Data entries
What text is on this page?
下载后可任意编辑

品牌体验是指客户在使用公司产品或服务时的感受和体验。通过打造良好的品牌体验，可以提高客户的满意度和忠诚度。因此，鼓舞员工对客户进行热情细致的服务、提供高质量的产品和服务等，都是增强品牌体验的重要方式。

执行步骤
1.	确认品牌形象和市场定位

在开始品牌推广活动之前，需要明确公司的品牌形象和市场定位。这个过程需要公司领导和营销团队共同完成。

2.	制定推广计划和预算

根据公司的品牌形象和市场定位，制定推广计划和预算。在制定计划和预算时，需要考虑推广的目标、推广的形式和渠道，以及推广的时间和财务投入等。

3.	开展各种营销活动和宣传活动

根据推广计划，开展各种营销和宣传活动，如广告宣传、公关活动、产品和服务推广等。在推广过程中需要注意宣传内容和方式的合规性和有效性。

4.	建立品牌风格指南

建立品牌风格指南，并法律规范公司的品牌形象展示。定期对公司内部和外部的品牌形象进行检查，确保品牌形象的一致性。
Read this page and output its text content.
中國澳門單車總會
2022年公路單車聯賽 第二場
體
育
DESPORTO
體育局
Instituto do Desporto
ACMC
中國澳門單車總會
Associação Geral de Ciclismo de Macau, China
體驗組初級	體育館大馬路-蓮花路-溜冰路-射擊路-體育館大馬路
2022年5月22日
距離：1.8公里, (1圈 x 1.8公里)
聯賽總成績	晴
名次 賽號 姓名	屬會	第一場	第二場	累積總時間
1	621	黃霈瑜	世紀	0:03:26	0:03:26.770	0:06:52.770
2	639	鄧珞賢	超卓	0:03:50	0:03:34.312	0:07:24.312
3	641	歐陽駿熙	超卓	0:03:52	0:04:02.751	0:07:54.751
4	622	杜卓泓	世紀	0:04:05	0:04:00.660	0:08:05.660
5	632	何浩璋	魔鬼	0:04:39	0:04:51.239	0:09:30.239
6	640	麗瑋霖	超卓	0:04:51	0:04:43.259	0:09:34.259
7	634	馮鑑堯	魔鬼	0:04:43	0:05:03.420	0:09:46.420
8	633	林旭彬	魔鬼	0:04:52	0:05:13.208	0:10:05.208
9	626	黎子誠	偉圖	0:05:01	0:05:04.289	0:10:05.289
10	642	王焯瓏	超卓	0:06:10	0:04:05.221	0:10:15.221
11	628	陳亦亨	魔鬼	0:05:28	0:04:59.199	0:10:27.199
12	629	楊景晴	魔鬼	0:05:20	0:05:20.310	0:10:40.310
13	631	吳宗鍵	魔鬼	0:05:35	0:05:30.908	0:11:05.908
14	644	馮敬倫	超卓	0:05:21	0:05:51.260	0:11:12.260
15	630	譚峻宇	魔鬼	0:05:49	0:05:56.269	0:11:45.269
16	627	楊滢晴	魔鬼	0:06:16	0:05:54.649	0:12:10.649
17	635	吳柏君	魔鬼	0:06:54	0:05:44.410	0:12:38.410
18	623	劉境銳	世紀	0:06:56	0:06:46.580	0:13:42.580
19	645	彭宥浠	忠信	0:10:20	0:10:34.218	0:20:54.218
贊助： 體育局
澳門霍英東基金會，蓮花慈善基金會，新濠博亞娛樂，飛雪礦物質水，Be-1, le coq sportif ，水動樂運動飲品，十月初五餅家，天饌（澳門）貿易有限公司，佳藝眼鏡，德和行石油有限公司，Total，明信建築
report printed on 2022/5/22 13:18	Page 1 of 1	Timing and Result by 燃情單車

_Task_
Pick out every line of the listing containing the word "制定推广计划和预算", and show those lines.

_Complete answer_
2.	制定推广计划和预算
根据公司的品牌形象和市场定位，制定推广计划和预算。在制定计划和预算时，需要考虑推广的目标、推广的形式和渠道，以及推广的时间和财务投入等。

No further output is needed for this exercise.